- _STATED GOAL 1_
From the text on Discworld's Death, repeat word for word the passage that begins at "Death has developed" and stops after "the cats involved.".
- _STATED GOAL 2_
Reproduce the records exactly, starting with their first line and ending after the line that contains "running-header — [0, 108, 800, 130]".
Begin TEXT EXCERPT
In the same way that his granddaughter, Susan, has been described as "Helpfulness Personified" in terms of her personality, Death, by his own admission, could very well be described as 'Duty Personified' in terms of personality; in Hogfather, in a discussion with Albert, Death comments  He does not cause people to die, nor does he concern himself with their goodness or badness in life; it is simply his job to collect their souls at the appointed time. 

In many ways, he epitomizes the bleakness of human existence. In Reaper Man, in which he is rendered temporarily mortal (or at least the imagination of being mortal, since his state of being "it/death" is, as mentioned in Discworld Noir, constant), he becomes frustrated and infuriated with the unfair inevitability of death, a theme that continues through later books. In Soul Music he expresses misery at the fact that he is capable of preventing deaths but is forbidden to do so; during his time as the Hogfather, he uses his new dual role to save a little match girl from dying of the cold by employing a loophole through giving her the 'gift' of a future, thus allowing him to avoid the usual complications that arise from him "breaking the rules". Despite his general lack of emotion, the Auditors of Reality are one of the few things actually capable of angering him. He also gets angry upon hearing of Rincewind: In Eric, for example, his eyes turn red at the mention of Rincewind. Pratchett even says in The Art of Discworld that he has received a number of letters from terminally ill fans in which they hope that Death will resemble the Discworld incarnation (he also says that those particular letters usually cause him to spend some time staring at the wall).

Death has developed considerably since his first appearance in The Colour of Magic. In this, he was quite a malicious character and followed Rincewind around wanting him to die after circumstances resulted in Rincewind missing his scheduled 'appointment'. At one point he even deliberately stops a character's heart, though later in the book it was shown to have been the actions of Death's "stand-in", Scrofula. By the time of Mort he had gained the sympathetic and humorous personality he has in later books. In later novels he has been used to examine developments in theoretical physics as, being supernatural, he is able to witness such events firsthand although, being a cat lover, he is not fond of the Schrödinger's cat thought experiment, believing it cruel to the cats involved.
End TEXT EXCERPT
Begin RAW DATA
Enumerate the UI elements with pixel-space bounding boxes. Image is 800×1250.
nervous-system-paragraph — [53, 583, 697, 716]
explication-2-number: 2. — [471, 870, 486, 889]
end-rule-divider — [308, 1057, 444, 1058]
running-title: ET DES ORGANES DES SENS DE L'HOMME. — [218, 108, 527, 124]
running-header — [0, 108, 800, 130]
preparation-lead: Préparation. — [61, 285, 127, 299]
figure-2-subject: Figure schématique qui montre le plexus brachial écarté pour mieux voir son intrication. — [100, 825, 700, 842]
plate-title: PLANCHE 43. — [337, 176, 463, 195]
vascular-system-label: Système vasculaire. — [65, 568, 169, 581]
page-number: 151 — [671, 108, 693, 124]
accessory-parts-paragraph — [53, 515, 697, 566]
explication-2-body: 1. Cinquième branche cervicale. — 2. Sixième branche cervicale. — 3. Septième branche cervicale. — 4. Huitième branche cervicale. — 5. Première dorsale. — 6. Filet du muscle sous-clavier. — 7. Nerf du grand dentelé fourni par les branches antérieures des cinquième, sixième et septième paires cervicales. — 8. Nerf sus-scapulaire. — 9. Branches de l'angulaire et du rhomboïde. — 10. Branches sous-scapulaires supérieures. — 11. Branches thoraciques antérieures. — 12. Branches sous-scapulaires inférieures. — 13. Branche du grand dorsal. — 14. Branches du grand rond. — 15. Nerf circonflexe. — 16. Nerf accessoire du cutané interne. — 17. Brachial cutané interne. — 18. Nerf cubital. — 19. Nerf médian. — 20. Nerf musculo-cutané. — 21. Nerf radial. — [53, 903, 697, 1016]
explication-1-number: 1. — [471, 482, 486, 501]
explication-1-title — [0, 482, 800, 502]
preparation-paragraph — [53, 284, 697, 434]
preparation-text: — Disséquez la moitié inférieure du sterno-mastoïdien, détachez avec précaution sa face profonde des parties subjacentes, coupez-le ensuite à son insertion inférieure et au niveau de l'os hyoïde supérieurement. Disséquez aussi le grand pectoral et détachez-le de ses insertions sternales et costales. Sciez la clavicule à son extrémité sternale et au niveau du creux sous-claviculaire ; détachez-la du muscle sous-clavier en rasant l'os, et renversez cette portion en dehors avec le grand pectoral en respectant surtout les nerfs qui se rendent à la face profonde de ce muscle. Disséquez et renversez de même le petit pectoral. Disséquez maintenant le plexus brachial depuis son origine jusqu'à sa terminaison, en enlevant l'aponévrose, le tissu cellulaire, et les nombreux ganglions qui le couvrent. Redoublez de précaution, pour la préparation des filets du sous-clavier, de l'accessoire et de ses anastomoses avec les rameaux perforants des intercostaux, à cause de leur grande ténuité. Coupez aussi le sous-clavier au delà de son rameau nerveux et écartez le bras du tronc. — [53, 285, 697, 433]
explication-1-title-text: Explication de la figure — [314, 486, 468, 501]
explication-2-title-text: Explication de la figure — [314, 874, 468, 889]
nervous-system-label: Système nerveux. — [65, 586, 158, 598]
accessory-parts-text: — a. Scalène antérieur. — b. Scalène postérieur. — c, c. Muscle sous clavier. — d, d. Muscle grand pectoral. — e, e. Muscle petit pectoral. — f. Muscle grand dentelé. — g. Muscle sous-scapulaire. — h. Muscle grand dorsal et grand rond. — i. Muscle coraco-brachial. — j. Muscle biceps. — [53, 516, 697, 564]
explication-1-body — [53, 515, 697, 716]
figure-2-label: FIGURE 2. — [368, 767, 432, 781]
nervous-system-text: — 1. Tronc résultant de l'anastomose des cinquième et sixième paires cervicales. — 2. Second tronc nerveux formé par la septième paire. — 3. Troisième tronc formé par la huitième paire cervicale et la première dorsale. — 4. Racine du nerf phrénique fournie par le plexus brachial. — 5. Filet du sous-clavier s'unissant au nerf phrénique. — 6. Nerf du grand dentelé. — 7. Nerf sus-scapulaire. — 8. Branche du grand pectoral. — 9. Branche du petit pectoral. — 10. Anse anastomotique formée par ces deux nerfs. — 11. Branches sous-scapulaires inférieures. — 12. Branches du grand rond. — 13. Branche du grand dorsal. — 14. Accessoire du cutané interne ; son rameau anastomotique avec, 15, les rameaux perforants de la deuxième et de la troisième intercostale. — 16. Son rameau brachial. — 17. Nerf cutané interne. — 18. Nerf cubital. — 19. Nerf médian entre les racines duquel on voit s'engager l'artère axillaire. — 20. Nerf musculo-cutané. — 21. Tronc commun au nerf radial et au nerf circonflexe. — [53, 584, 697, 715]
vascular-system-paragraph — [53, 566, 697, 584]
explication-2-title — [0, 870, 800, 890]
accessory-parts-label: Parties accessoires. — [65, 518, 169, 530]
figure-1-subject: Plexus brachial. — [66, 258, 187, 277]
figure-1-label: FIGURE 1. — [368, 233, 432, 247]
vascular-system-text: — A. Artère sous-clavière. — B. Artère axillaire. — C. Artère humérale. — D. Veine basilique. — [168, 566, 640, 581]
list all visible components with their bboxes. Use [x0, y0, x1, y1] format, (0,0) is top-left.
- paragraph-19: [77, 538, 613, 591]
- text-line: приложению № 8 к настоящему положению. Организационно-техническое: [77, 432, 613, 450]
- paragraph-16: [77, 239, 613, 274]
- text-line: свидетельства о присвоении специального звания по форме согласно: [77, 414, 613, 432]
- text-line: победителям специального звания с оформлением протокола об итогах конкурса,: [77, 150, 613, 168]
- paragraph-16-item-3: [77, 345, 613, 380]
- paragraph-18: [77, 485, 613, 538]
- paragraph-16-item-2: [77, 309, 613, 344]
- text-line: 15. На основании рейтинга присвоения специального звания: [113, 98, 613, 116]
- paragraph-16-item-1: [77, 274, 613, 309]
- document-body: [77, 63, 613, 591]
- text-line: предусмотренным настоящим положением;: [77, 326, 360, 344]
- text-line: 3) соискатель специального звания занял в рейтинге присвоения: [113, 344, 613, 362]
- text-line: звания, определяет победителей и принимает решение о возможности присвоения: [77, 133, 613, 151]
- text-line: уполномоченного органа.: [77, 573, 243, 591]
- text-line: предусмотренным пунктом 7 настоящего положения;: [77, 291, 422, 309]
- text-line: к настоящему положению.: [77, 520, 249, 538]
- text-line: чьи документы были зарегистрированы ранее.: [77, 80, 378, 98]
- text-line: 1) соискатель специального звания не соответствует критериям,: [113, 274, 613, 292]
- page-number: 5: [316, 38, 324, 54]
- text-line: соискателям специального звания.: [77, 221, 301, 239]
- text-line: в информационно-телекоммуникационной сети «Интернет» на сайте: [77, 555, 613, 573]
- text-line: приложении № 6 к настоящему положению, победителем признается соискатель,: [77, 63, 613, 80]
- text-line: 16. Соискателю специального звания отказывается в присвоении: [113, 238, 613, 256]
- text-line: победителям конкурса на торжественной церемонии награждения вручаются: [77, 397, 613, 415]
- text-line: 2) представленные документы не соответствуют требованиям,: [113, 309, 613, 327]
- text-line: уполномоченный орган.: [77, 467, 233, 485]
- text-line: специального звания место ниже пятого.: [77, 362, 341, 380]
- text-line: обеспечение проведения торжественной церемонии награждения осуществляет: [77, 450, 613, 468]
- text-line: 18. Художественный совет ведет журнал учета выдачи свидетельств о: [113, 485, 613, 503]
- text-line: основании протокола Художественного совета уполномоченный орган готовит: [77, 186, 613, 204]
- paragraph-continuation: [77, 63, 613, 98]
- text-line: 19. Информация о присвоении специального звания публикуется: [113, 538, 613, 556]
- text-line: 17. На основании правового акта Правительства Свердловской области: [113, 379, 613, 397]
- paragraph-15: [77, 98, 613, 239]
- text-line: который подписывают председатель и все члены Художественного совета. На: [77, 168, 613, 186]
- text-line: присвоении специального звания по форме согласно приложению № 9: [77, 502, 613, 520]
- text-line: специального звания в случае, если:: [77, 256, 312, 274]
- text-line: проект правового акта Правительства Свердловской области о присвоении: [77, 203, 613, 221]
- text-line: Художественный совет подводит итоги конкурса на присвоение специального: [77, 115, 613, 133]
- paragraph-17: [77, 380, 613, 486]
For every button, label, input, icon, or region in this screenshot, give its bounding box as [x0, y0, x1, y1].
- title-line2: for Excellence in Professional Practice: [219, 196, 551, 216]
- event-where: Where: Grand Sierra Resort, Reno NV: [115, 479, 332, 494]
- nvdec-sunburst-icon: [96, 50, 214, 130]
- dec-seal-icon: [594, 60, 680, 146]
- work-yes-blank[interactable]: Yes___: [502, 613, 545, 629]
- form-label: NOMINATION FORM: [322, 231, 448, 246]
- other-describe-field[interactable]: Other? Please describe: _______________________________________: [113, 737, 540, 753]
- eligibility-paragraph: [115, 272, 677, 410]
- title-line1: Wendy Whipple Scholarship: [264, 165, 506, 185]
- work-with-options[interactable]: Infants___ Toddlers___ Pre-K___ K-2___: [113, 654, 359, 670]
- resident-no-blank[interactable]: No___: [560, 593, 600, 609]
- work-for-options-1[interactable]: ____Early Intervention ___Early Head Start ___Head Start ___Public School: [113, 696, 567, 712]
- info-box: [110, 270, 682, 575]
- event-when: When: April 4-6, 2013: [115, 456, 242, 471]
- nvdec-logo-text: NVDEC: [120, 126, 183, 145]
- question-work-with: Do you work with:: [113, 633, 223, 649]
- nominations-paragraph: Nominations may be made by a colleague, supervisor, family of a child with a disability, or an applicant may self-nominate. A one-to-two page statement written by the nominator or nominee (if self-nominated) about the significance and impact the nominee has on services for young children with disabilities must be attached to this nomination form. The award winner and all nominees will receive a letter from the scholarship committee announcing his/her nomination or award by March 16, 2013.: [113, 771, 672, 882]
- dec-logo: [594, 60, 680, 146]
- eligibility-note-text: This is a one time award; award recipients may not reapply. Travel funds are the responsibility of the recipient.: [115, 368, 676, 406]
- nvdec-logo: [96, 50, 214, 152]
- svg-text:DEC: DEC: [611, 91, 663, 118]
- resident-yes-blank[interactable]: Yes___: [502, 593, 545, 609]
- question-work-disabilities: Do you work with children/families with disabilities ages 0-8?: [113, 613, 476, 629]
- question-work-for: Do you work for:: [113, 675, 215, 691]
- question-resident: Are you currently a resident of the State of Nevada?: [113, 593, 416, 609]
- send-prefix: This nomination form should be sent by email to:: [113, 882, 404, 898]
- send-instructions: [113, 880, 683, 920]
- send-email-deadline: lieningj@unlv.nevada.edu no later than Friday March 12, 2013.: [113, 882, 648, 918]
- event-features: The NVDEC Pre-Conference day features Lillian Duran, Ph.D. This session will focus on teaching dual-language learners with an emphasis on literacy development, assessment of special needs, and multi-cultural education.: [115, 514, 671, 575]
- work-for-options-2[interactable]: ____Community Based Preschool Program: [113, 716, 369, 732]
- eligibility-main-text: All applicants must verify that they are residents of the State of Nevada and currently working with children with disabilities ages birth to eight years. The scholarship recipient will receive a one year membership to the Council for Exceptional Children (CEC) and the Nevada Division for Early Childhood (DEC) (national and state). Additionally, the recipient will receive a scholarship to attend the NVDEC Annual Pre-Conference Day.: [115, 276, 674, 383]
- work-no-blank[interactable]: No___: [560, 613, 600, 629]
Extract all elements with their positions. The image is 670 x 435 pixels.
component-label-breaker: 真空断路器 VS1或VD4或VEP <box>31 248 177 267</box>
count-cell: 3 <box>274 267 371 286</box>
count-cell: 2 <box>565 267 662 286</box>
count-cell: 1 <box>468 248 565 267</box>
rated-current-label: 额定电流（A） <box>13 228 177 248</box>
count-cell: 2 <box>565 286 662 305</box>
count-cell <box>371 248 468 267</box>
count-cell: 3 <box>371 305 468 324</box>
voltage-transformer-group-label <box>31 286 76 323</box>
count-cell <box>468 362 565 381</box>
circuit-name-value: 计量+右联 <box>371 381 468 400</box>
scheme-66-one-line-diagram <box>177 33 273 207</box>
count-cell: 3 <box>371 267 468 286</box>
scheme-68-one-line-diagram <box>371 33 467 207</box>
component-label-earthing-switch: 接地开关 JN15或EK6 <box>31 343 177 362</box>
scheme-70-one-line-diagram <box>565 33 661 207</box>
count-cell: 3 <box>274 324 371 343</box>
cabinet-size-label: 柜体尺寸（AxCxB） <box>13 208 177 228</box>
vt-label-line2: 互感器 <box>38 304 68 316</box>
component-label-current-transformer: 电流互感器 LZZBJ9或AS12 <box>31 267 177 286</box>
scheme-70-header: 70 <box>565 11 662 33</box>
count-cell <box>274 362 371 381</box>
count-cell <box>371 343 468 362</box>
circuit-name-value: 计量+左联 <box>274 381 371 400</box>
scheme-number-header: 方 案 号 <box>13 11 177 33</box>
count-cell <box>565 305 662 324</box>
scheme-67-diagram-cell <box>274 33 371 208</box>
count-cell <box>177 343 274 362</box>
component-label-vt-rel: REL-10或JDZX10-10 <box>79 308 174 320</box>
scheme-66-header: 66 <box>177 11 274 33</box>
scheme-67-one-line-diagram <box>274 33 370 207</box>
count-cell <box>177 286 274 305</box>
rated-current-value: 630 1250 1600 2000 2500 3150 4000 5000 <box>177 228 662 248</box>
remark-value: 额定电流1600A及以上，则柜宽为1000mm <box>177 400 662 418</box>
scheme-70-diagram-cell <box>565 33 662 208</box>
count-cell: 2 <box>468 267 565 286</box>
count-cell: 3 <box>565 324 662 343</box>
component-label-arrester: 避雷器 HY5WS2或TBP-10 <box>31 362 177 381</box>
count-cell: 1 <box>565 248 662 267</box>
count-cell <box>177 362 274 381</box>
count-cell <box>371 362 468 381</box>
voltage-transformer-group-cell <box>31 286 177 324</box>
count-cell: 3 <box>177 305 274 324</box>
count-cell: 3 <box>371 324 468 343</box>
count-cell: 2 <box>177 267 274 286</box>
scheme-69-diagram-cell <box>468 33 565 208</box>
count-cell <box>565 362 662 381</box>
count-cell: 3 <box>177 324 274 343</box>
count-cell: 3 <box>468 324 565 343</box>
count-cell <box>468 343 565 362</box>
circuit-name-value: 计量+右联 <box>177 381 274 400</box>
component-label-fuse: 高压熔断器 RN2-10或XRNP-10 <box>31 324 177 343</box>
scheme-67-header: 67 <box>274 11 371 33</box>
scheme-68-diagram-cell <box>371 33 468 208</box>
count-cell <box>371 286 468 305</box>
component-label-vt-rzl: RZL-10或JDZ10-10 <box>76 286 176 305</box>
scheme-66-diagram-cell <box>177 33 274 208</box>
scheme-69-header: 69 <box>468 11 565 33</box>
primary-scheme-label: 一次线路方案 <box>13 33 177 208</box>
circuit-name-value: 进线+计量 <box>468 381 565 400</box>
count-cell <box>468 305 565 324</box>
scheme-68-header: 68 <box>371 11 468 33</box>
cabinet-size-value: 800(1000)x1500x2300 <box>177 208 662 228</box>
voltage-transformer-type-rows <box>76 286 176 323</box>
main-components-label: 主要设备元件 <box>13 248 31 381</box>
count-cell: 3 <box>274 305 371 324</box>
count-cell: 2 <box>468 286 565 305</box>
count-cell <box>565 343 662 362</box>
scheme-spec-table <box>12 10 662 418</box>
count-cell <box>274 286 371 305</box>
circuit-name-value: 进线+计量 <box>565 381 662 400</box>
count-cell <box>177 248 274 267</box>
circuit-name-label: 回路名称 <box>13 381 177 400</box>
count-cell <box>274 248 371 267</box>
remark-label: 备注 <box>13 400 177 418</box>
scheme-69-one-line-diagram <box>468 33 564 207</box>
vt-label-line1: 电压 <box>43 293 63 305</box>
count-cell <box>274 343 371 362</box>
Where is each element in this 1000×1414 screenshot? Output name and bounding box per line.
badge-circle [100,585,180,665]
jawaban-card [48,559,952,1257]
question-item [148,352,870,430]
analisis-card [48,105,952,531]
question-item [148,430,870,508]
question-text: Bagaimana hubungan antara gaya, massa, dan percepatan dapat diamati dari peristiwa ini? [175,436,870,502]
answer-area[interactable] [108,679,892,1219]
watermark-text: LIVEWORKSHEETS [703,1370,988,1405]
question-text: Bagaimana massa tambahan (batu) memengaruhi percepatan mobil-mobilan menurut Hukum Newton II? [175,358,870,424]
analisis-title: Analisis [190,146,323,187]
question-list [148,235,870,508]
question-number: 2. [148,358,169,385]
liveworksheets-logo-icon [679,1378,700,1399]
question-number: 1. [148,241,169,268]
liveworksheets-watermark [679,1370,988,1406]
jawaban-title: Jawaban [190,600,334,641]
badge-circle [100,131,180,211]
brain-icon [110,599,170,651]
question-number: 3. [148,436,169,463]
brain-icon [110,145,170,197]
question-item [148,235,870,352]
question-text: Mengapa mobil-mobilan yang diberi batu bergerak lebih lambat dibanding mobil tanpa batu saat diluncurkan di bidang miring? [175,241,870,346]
End RAW DATA
- _FULL SOLUTION 1_
Death has developed considerably since his first appearance in The Colour of Magic. In this, he was quite a malicious character and followed Rincewind around wanting him to die after circumstances resulted in Rincewind missing his scheduled 'appointment'. At one point he even deliberately stops a character's heart, though later in the book it was shown to have been the actions of Death's "stand-in", Scrofula. By the time of Mort he had gained the sympathetic and humorous personality he has in later books. In later novels he has been used to examine developments in theoretical physics as, being supernatural, he is able to witness such events firsthand although, being a cat lover, he is not fond of the Schrödinger's cat thought experiment, believing it cruel to the cats involved.

- _FULL SOLUTION 2_
Enumerate the UI elements with pixel-space bounding boxes. Image is 800×1250.
nervous-system-paragraph — [53, 583, 697, 716]
explication-2-number: 2. — [471, 870, 486, 889]
end-rule-divider — [308, 1057, 444, 1058]
running-title: ET DES ORGANES DES SENS DE L'HOMME. — [218, 108, 527, 124]
running-header — [0, 108, 800, 130]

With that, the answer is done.